• [DO THIS] Your task is to quote the material that follows, in full and exactly.

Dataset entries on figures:

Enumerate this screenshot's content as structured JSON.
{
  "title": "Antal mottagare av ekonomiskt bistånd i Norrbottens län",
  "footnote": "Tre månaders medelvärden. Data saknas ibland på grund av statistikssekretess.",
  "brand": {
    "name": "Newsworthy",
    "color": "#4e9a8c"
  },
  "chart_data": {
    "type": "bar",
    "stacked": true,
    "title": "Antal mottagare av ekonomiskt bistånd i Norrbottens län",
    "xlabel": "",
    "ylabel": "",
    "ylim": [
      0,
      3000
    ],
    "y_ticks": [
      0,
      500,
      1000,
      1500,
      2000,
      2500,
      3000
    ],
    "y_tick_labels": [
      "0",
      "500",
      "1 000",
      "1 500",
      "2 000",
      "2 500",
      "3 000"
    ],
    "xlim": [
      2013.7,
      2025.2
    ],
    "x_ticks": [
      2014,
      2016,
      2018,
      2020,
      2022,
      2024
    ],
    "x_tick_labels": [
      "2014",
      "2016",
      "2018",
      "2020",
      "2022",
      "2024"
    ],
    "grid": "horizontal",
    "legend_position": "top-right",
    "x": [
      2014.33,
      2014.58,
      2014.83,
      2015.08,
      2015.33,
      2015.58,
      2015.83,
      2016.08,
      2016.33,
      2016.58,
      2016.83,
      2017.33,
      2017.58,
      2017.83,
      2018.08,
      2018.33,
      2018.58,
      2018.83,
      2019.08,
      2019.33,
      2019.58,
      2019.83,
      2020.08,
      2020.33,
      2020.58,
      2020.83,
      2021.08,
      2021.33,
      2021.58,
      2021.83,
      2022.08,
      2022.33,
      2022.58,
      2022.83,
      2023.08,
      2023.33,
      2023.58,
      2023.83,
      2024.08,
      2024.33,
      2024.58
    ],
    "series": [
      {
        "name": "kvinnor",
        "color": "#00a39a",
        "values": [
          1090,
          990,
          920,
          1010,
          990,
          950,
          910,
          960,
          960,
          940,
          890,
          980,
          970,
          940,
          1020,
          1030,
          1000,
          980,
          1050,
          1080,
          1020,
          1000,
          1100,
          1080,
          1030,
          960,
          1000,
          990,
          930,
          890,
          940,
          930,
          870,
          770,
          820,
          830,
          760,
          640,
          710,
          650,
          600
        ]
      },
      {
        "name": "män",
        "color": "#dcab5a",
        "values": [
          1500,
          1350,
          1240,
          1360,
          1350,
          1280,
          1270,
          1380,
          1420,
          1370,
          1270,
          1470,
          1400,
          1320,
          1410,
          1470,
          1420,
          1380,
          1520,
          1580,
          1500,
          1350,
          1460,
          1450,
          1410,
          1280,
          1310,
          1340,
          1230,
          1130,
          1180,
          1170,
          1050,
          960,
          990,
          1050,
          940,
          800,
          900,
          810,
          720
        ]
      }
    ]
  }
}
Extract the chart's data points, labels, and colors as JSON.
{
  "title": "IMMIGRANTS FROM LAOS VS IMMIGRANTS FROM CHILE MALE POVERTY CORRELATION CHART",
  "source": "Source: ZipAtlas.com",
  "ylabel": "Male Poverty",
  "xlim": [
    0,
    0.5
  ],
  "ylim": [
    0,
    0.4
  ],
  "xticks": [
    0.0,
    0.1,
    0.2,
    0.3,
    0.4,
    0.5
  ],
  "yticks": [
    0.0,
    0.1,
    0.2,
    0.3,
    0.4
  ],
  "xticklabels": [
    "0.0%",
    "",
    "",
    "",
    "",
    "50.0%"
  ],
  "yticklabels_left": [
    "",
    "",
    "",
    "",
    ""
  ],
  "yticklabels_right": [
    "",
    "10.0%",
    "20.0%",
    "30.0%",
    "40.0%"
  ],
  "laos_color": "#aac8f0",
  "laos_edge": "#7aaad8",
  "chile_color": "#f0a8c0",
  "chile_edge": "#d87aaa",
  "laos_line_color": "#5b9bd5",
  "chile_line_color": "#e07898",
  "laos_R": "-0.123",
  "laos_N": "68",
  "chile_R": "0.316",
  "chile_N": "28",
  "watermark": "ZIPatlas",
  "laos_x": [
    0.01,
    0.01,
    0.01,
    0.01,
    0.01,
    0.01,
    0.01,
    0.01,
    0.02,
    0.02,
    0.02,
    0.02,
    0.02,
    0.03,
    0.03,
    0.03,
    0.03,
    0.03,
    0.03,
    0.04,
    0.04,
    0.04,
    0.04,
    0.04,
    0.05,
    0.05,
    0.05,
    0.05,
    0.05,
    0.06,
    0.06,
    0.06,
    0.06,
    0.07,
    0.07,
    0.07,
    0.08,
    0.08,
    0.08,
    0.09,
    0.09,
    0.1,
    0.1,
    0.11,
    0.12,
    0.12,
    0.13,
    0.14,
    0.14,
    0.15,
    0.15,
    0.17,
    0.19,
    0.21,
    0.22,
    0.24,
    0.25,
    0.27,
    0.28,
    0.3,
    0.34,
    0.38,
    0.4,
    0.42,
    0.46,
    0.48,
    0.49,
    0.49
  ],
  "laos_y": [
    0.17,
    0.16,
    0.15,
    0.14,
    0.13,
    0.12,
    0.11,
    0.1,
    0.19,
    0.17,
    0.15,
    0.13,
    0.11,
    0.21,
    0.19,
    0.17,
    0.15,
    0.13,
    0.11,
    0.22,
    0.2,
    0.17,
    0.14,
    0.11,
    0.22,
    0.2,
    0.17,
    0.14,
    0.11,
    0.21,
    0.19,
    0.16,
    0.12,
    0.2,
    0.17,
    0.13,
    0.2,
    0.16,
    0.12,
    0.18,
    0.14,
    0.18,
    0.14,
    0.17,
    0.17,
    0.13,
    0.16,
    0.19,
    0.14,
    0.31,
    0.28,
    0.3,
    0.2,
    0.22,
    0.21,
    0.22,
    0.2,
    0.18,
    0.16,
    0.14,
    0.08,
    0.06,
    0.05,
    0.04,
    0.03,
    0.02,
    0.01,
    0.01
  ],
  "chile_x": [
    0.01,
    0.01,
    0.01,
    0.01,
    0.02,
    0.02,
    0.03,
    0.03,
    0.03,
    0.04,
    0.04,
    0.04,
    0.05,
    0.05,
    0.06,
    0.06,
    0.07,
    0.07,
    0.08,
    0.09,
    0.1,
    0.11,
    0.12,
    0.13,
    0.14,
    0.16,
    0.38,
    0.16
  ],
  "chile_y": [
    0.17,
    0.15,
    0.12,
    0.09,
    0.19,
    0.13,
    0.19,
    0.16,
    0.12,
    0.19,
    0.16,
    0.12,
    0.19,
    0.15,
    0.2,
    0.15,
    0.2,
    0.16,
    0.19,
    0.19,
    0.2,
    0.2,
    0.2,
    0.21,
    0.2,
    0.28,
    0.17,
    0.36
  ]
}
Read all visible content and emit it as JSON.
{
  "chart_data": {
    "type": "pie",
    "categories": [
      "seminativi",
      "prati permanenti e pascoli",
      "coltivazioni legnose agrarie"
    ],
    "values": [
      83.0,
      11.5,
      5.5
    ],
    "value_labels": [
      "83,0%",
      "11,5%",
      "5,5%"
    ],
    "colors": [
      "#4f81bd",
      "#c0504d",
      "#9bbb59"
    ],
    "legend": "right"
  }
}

• [REPLY TO THE EXERCISE]
Enumerate this screenshot's content as structured JSON.
{
  "title": "Antal mottagare av ekonomiskt bistånd i Norrbottens län",
  "footnote": "Tre månaders medelvärden. Data saknas ibland på grund av statistikssekretess.",
  "brand": {
    "name": "Newsworthy",
    "color": "#4e9a8c"
  },
  "chart_data": {
    "type": "bar",
    "stacked": true,
    "title": "Antal mottagare av ekonomiskt bistånd i Norrbottens län",
    "xlabel": "",
    "ylabel": "",
    "ylim": [
      0,
      3000
    ],
    "y_ticks": [
      0,
      500,
      1000,
      1500,
      2000,
      2500,
      3000
    ],
    "y_tick_labels": [
      "0",
      "500",
      "1 000",
      "1 500",
      "2 000",
      "2 500",
      "3 000"
    ],
    "xlim": [
      2013.7,
      2025.2
    ],
    "x_ticks": [
      2014,
      2016,
      2018,
      2020,
      2022,
      2024
    ],
    "x_tick_labels": [
      "2014",
      "2016",
      "2018",
      "2020",
      "2022",
      "2024"
    ],
    "grid": "horizontal",
    "legend_position": "top-right",
    "x": [
      2014.33,
      2014.58,
      2014.83,
      2015.08,
      2015.33,
      2015.58,
      2015.83,
      2016.08,
      2016.33,
      2016.58,
      2016.83,
      2017.33,
      2017.58,
      2017.83,
      2018.08,
      2018.33,
      2018.58,
      2018.83,
      2019.08,
      2019.33,
      2019.58,
      2019.83,
      2020.08,
      2020.33,
      2020.58,
      2020.83,
      2021.08,
      2021.33,
      2021.58,
      2021.83,
      2022.08,
      2022.33,
      2022.58,
      2022.83,
      2023.08,
      2023.33,
      2023.58,
      2023.83,
      2024.08,
      2024.33,
      2024.58
    ],
    "series": [
      {
        "name": "kvinnor",
        "color": "#00a39a",
        "values": [
          1090,
          990,
          920,
          1010,
          990,
          950,
          910,
          960,
          960,
          940,
          890,
          980,
          970,
          940,
          1020,
          1030,
          1000,
          980,
          1050,
          1080,
          1020,
          1000,
          1100,
          1080,
          1030,
          960,
          1000,
          990,
          930,
          890,
          940,
          930,
          870,
          770,
          820,
          830,
          760,
          640,
          710,
          650,
          600
        ]
      },
      {
        "name": "män",
        "color": "#dcab5a",
        "values": [
          1500,
          1350,
          1240,
          1360,
          1350,
          1280,
          1270,
          1380,
          1420,
          1370,
          1270,
          1470,
          1400,
          1320,
          1410,
          1470,
          1420,
          1380,
          1520,
          1580,
          1500,
          1350,
          1460,
          1450,
          1410,
          1280,
          1310,
          1340,
          1230,
          1130,
          1180,
          1170,
          1050,
          960,
          990,
          1050,
          940,
          800,
          900,
          810,
          720
        ]
      }
    ]
  }
}
Extract the chart's data points, labels, and colors as JSON.
{
  "title": "IMMIGRANTS FROM LAOS VS IMMIGRANTS FROM CHILE MALE POVERTY CORRELATION CHART",
  "source": "Source: ZipAtlas.com",
  "ylabel": "Male Poverty",
  "xlim": [
    0,
    0.5
  ],
  "ylim": [
    0,
    0.4
  ],
  "xticks": [
    0.0,
    0.1,
    0.2,
    0.3,
    0.4,
    0.5
  ],
  "yticks": [
    0.0,
    0.1,
    0.2,
    0.3,
    0.4
  ],
  "xticklabels": [
    "0.0%",
    "",
    "",
    "",
    "",
    "50.0%"
  ],
  "yticklabels_left": [
    "",
    "",
    "",
    "",
    ""
  ],
  "yticklabels_right": [
    "",
    "10.0%",
    "20.0%",
    "30.0%",
    "40.0%"
  ],
  "laos_color": "#aac8f0",
  "laos_edge": "#7aaad8",
  "chile_color": "#f0a8c0",
  "chile_edge": "#d87aaa",
  "laos_line_color": "#5b9bd5",
  "chile_line_color": "#e07898",
  "laos_R": "-0.123",
  "laos_N": "68",
  "chile_R": "0.316",
  "chile_N": "28",
  "watermark": "ZIPatlas",
  "laos_x": [
    0.01,
    0.01,
    0.01,
    0.01,
    0.01,
    0.01,
    0.01,
    0.01,
    0.02,
    0.02,
    0.02,
    0.02,
    0.02,
    0.03,
    0.03,
    0.03,
    0.03,
    0.03,
    0.03,
    0.04,
    0.04,
    0.04,
    0.04,
    0.04,
    0.05,
    0.05,
    0.05,
    0.05,
    0.05,
    0.06,
    0.06,
    0.06,
    0.06,
    0.07,
    0.07,
    0.07,
    0.08,
    0.08,
    0.08,
    0.09,
    0.09,
    0.1,
    0.1,
    0.11,
    0.12,
    0.12,
    0.13,
    0.14,
    0.14,
    0.15,
    0.15,
    0.17,
    0.19,
    0.21,
    0.22,
    0.24,
    0.25,
    0.27,
    0.28,
    0.3,
    0.34,
    0.38,
    0.4,
    0.42,
    0.46,
    0.48,
    0.49,
    0.49
  ],
  "laos_y": [
    0.17,
    0.16,
    0.15,
    0.14,
    0.13,
    0.12,
    0.11,
    0.1,
    0.19,
    0.17,
    0.15,
    0.13,
    0.11,
    0.21,
    0.19,
    0.17,
    0.15,
    0.13,
    0.11,
    0.22,
    0.2,
    0.17,
    0.14,
    0.11,
    0.22,
    0.2,
    0.17,
    0.14,
    0.11,
    0.21,
    0.19,
    0.16,
    0.12,
    0.2,
    0.17,
    0.13,
    0.2,
    0.16,
    0.12,
    0.18,
    0.14,
    0.18,
    0.14,
    0.17,
    0.17,
    0.13,
    0.16,
    0.19,
    0.14,
    0.31,
    0.28,
    0.3,
    0.2,
    0.22,
    0.21,
    0.22,
    0.2,
    0.18,
    0.16,
    0.14,
    0.08,
    0.06,
    0.05,
    0.04,
    0.03,
    0.02,
    0.01,
    0.01
  ],
  "chile_x": [
    0.01,
    0.01,
    0.01,
    0.01,
    0.02,
    0.02,
    0.03,
    0.03,
    0.03,
    0.04,
    0.04,
    0.04,
    0.05,
    0.05,
    0.06,
    0.06,
    0.07,
    0.07,
    0.08,
    0.09,
    0.1,
    0.11,
    0.12,
    0.13,
    0.14,
    0.16,
    0.38,
    0.16
  ],
  "chile_y": [
    0.17,
    0.15,
    0.12,
    0.09,
    0.19,
    0.13,
    0.19,
    0.16,
    0.12,
    0.19,
    0.16,
    0.12,
    0.19,
    0.15,
    0.2,
    0.15,
    0.2,
    0.16,
    0.19,
    0.19,
    0.2,
    0.2,
    0.2,
    0.21,
    0.2,
    0.28,
    0.17,
    0.36
  ]
}
Read all visible content and emit it as JSON.
{
  "chart_data": {
    "type": "pie",
    "categories": [
      "seminativi",
      "prati permanenti e pascoli",
      "coltivazioni legnose agrarie"
    ],
    "values": [
      83.0,
      11.5,
      5.5
    ],
    "value_labels": [
      "83,0%",
      "11,5%",
      "5,5%"
    ],
    "colors": [
      "#4f81bd",
      "#c0504d",
      "#9bbb59"
    ],
    "legend": "right"
  }
}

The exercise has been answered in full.